◆ **Extracts from a graphics dataset**:
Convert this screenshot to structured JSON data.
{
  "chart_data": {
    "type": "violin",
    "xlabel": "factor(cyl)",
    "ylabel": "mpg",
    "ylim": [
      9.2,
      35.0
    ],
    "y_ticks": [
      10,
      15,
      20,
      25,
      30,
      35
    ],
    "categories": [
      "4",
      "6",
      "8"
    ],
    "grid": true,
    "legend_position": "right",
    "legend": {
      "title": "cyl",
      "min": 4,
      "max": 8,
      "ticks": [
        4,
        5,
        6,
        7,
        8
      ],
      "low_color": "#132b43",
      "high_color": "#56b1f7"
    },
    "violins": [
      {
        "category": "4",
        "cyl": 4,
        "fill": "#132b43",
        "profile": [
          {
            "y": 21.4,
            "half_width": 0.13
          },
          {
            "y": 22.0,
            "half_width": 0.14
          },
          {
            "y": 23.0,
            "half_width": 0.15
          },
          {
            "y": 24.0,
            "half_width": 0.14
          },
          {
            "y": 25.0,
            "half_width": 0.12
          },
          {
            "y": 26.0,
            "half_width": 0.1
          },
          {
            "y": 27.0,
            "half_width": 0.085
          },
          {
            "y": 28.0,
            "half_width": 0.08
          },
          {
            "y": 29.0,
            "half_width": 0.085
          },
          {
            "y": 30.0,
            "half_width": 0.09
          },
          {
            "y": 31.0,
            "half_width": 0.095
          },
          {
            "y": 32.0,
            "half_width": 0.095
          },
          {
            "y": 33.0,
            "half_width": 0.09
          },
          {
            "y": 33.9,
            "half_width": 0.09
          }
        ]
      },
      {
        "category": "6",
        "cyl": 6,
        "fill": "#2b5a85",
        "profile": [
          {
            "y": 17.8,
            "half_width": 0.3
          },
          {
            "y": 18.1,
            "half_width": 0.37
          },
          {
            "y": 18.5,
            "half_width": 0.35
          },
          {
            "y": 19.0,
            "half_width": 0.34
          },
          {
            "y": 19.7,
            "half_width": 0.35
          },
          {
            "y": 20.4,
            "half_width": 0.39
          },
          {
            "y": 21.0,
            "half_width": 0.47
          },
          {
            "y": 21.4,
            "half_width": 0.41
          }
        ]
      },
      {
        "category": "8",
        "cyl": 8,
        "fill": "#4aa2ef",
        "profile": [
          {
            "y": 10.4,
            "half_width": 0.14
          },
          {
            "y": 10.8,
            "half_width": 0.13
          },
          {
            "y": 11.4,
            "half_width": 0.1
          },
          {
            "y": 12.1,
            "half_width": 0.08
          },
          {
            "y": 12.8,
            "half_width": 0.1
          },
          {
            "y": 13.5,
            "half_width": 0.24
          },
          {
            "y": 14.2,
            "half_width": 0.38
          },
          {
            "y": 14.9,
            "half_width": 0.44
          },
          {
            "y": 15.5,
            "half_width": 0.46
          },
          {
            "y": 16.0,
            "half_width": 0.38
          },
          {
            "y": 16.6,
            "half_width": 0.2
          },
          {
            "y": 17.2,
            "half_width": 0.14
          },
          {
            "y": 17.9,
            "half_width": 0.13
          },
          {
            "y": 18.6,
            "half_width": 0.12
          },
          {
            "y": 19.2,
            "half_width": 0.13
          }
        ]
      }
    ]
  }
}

◆ **YOUR OBJECTIVE**: Print out every entry, keeping each one exact.

◆ **RESPONSE FOR THIS EXERCISE**:
Convert this screenshot to structured JSON data.
{
  "chart_data": {
    "type": "violin",
    "xlabel": "factor(cyl)",
    "ylabel": "mpg",
    "ylim": [
      9.2,
      35.0
    ],
    "y_ticks": [
      10,
      15,
      20,
      25,
      30,
      35
    ],
    "categories": [
      "4",
      "6",
      "8"
    ],
    "grid": true,
    "legend_position": "right",
    "legend": {
      "title": "cyl",
      "min": 4,
      "max": 8,
      "ticks": [
        4,
        5,
        6,
        7,
        8
      ],
      "low_color": "#132b43",
      "high_color": "#56b1f7"
    },
    "violins": [
      {
        "category": "4",
        "cyl": 4,
        "fill": "#132b43",
        "profile": [
          {
            "y": 21.4,
            "half_width": 0.13
          },
          {
            "y": 22.0,
            "half_width": 0.14
          },
          {
            "y": 23.0,
            "half_width": 0.15
          },
          {
            "y": 24.0,
            "half_width": 0.14
          },
          {
            "y": 25.0,
            "half_width": 0.12
          },
          {
            "y": 26.0,
            "half_width": 0.1
          },
          {
            "y": 27.0,
            "half_width": 0.085
          },
          {
            "y": 28.0,
            "half_width": 0.08
          },
          {
            "y": 29.0,
            "half_width": 0.085
          },
          {
            "y": 30.0,
            "half_width": 0.09
          },
          {
            "y": 31.0,
            "half_width": 0.095
          },
          {
            "y": 32.0,
            "half_width": 0.095
          },
          {
            "y": 33.0,
            "half_width": 0.09
          },
          {
            "y": 33.9,
            "half_width": 0.09
          }
        ]
      },
      {
        "category": "6",
        "cyl": 6,
        "fill": "#2b5a85",
        "profile": [
          {
            "y": 17.8,
            "half_width": 0.3
          },
          {
            "y": 18.1,
            "half_width": 0.37
          },
          {
            "y": 18.5,
            "half_width": 0.35
          },
          {
            "y": 19.0,
            "half_width": 0.34
          },
          {
            "y": 19.7,
            "half_width": 0.35
          },
          {
            "y": 20.4,
            "half_width": 0.39
          },
          {
            "y": 21.0,
            "half_width": 0.47
          },
          {
            "y": 21.4,
            "half_width": 0.41
          }
        ]
      },
      {
        "category": "8",
        "cyl": 8,
        "fill": "#4aa2ef",
        "profile": [
          {
            "y": 10.4,
            "half_width": 0.14
          },
          {
            "y": 10.8,
            "half_width": 0.13
          },
          {
            "y": 11.4,
            "half_width": 0.1
          },
          {
            "y": 12.1,
            "half_width": 0.08
          },
          {
            "y": 12.8,
            "half_width": 0.1
          },
          {
            "y": 13.5,
            "half_width": 0.24
          },
          {
            "y": 14.2,
            "half_width": 0.38
          },
          {
            "y": 14.9,
            "half_width": 0.44
          },
          {
            "y": 15.5,
            "half_width": 0.46
          },
          {
            "y": 16.0,
            "half_width": 0.38
          },
          {
            "y": 16.6,
            "half_width": 0.2
          },
          {
            "y": 17.2,
            "half_width": 0.14
          },
          {
            "y": 17.9,
            "half_width": 0.13
          },
          {
            "y": 18.6,
            "half_width": 0.12
          },
          {
            "y": 19.2,
            "half_width": 0.13
          }
        ]
      }
    ]
  }
}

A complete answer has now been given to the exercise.